* [Record extracts]:
----------------

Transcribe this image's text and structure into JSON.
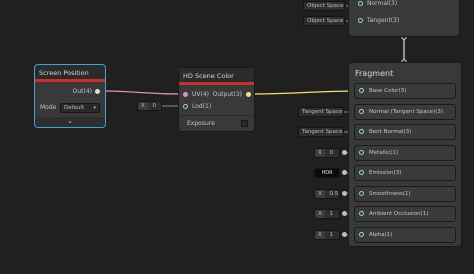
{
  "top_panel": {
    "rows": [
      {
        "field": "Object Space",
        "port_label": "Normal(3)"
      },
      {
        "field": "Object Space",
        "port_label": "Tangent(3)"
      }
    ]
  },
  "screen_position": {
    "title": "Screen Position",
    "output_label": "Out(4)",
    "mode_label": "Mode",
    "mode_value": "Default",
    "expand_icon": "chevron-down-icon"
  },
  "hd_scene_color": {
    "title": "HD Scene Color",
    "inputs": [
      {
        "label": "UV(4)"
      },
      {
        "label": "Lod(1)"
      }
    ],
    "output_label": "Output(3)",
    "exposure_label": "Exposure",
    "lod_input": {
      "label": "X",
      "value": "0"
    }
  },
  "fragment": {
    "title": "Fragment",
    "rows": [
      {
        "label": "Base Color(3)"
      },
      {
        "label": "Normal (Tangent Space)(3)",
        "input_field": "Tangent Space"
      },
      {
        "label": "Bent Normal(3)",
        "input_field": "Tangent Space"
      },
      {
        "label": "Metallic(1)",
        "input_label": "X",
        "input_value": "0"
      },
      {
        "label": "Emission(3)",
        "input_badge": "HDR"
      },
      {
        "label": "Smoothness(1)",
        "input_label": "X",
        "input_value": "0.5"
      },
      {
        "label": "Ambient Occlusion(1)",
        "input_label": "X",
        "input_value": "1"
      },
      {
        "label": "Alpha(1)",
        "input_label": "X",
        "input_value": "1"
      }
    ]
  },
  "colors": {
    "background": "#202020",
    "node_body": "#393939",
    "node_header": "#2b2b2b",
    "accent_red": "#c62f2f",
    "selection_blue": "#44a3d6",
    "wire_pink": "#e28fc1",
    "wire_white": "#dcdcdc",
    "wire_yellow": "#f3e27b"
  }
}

----------------

* [Task statement]: Images must not appear in the copy; reproduce everything else in the records verbatim.

* [Right answer]:
Transcribe this image's text and structure into JSON.
{
  "top_panel": {
    "rows": [
      {
        "field": "Object Space",
        "port_label": "Normal(3)"
      },
      {
        "field": "Object Space",
        "port_label": "Tangent(3)"
      }
    ]
  },
  "screen_position": {
    "title": "Screen Position",
    "output_label": "Out(4)",
    "mode_label": "Mode",
    "mode_value": "Default",
    "expand_icon": "chevron-down-icon"
  },
  "hd_scene_color": {
    "title": "HD Scene Color",
    "inputs": [
      {
        "label": "UV(4)"
      },
      {
        "label": "Lod(1)"
      }
    ],
    "output_label": "Output(3)",
    "exposure_label": "Exposure",
    "lod_input": {
      "label": "X",
      "value": "0"
    }
  },
  "fragment": {
    "title": "Fragment",
    "rows": [
      {
        "label": "Base Color(3)"
      },
      {
        "label": "Normal (Tangent Space)(3)",
        "input_field": "Tangent Space"
      },
      {
        "label": "Bent Normal(3)",
        "input_field": "Tangent Space"
      },
      {
        "label": "Metallic(1)",
        "input_label": "X",
        "input_value": "0"
      },
      {
        "label": "Emission(3)",
        "input_badge": "HDR"
      },
      {
        "label": "Smoothness(1)",
        "input_label": "X",
        "input_value": "0.5"
      },
      {
        "label": "Ambient Occlusion(1)",
        "input_label": "X",
        "input_value": "1"
      },
      {
        "label": "Alpha(1)",
        "input_label": "X",
        "input_value": "1"
      }
    ]
  },
  "colors": {
    "background": "#202020",
    "node_body": "#393939",
    "node_header": "#2b2b2b",
    "accent_red": "#c62f2f",
    "selection_blue": "#44a3d6",
    "wire_pink": "#e28fc1",
    "wire_white": "#dcdcdc",
    "wire_yellow": "#f3e27b"
  }
}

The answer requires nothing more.